[EXERCISE BRIEF] Reproduce each line that includes the word "phẩm".

[EXERCISE MATERIALS]
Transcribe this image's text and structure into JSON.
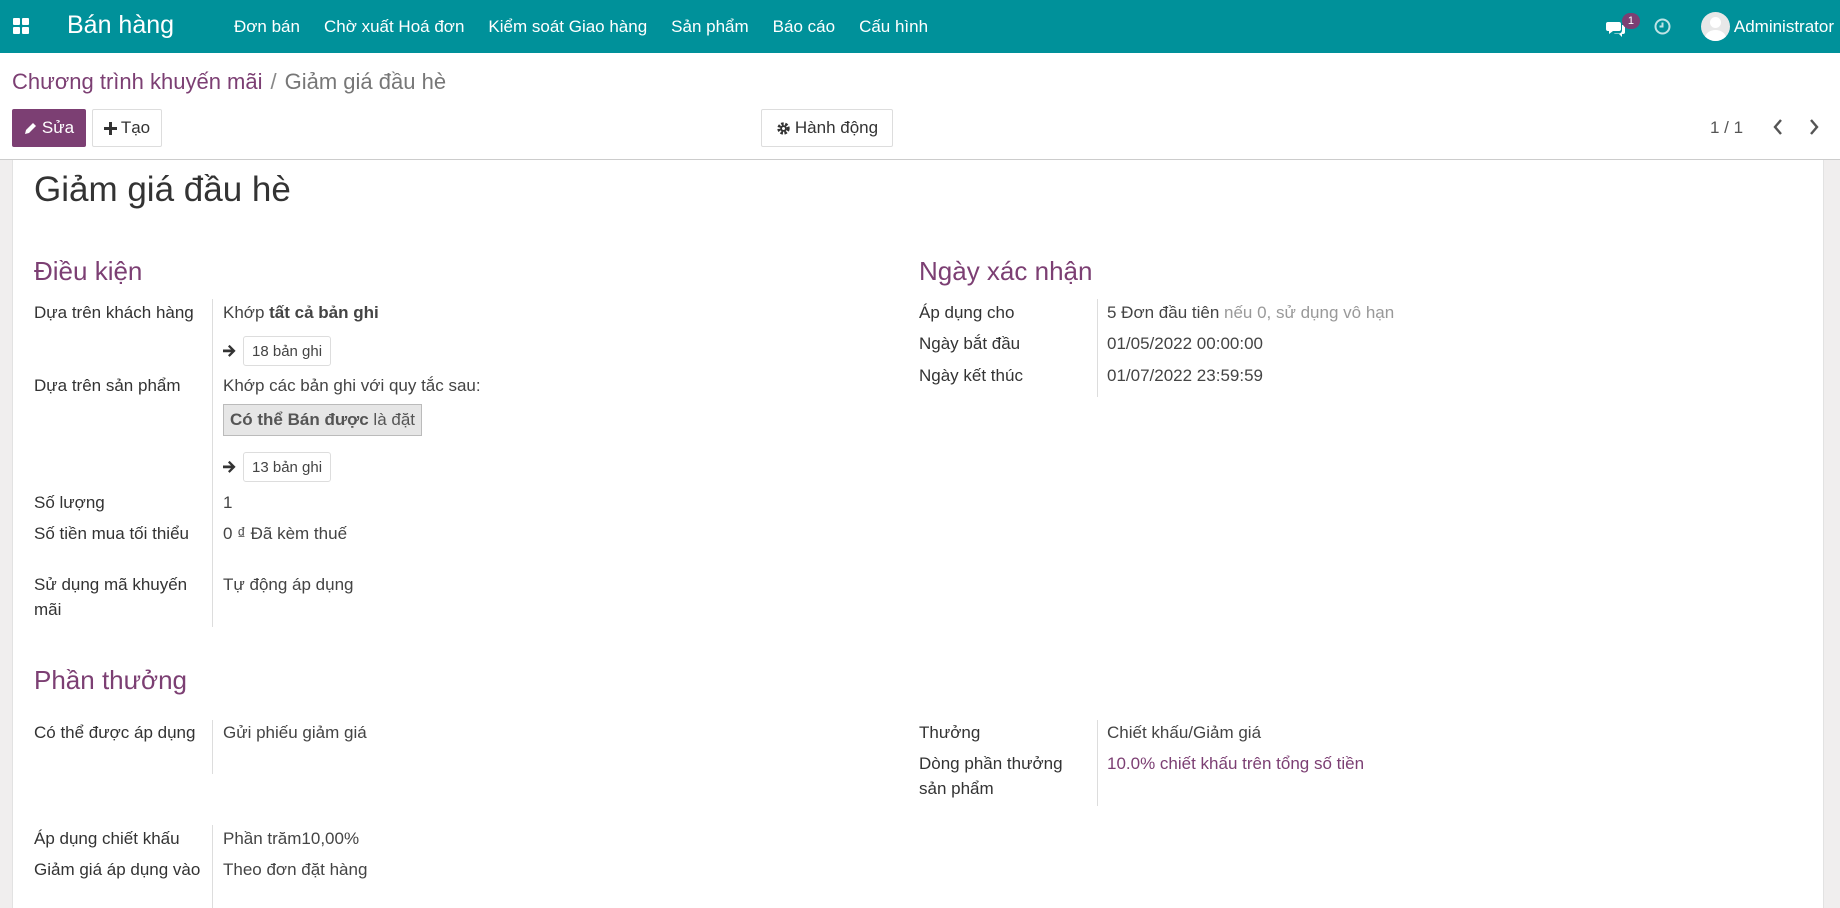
{
  "navbar": {
    "app_name": "Bán hàng",
    "menu": [
      "Đơn bán",
      "Chờ xuất Hoá đơn",
      "Kiểm soát Giao hàng",
      "Sản phẩm",
      "Báo cáo",
      "Cấu hình"
    ],
    "chat_count": "1",
    "user_name": "Administrator",
    "color": "#00919a"
  },
  "control_panel": {
    "breadcrumb_parent": "Chương trình khuyến mãi",
    "breadcrumb_sep": "/",
    "breadcrumb_current": "Giảm giá đầu hè",
    "edit_label": "Sửa",
    "create_label": "Tạo",
    "action_label": "Hành động",
    "pager": "1 / 1",
    "accent": "#7c3f73"
  },
  "form": {
    "title": "Giảm giá đầu hè",
    "conditions": {
      "heading": "Điều kiện",
      "customer_label": "Dựa trên khách hàng",
      "customer_match_prefix": "Khớp",
      "customer_match_bold": "tất cả bản ghi",
      "customer_records": "18 bản ghi",
      "product_label": "Dựa trên sản phẩm",
      "product_match": "Khớp các bản ghi với quy tắc sau:",
      "product_rule_field": "Có thể Bán được",
      "product_rule_op": "là đặt",
      "product_records": "13 bản ghi",
      "quantity_label": "Số lượng",
      "quantity_value": "1",
      "min_amount_label": "Số tiền mua tối thiểu",
      "min_amount_value": "0 ₫",
      "min_amount_tax": "Đã kèm thuế",
      "code_label": "Sử dụng mã khuyến mãi",
      "code_value": "Tự động áp dụng"
    },
    "validity": {
      "heading": "Ngày xác nhận",
      "apply_label": "Áp dụng cho",
      "apply_value": "5 Đơn đầu tiên",
      "apply_hint": "nếu 0, sử dụng vô hạn",
      "start_label": "Ngày bắt đầu",
      "start_value": "01/05/2022 00:00:00",
      "end_label": "Ngày kết thúc",
      "end_value": "01/07/2022 23:59:59"
    },
    "rewards": {
      "heading": "Phần thưởng",
      "applicable_label": "Có thể được áp dụng",
      "applicable_value": "Gửi phiếu giảm giá",
      "reward_label": "Thưởng",
      "reward_value": "Chiết khấu/Giảm giá",
      "reward_line_label": "Dòng phần thưởng sản phẩm",
      "reward_line_value": "10.0% chiết khấu trên tổng số tiền",
      "discount_label": "Áp dụng chiết khấu",
      "discount_value": "Phần trăm10,00%",
      "discount_on_label": "Giảm giá áp dụng vào",
      "discount_on_value": "Theo đơn đặt hàng"
    }
  }
}
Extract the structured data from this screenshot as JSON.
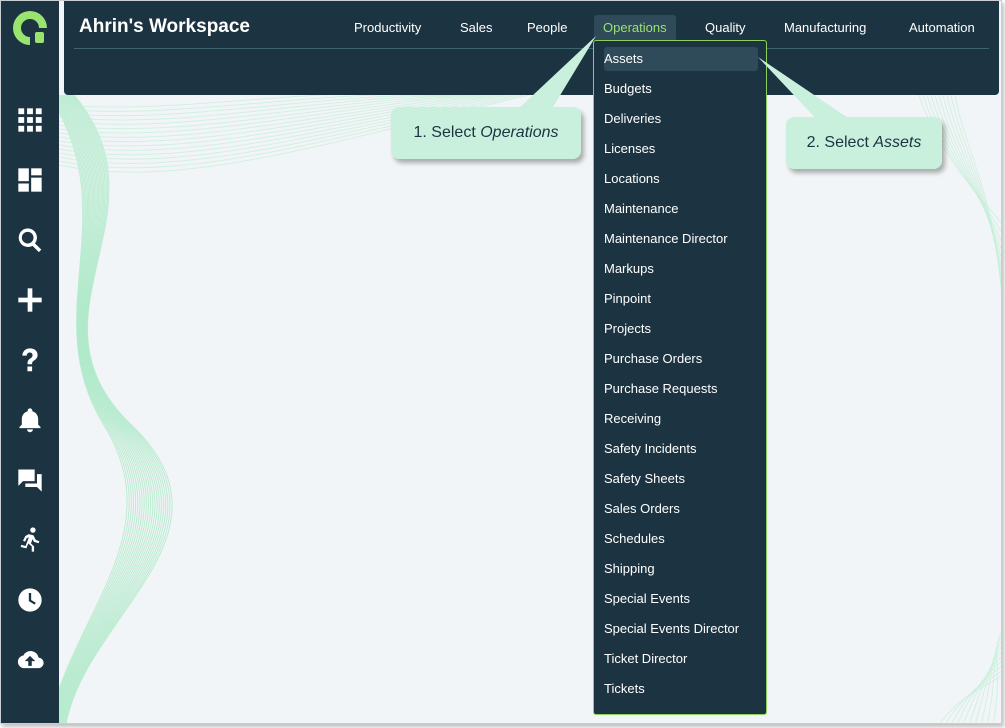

[SOLVED PROBLEM]
      "Sản phẩm",
      "product_label": "Dựa trên sản phẩm",
      "reward_line_label": "Dòng phần thưởng sản phẩm",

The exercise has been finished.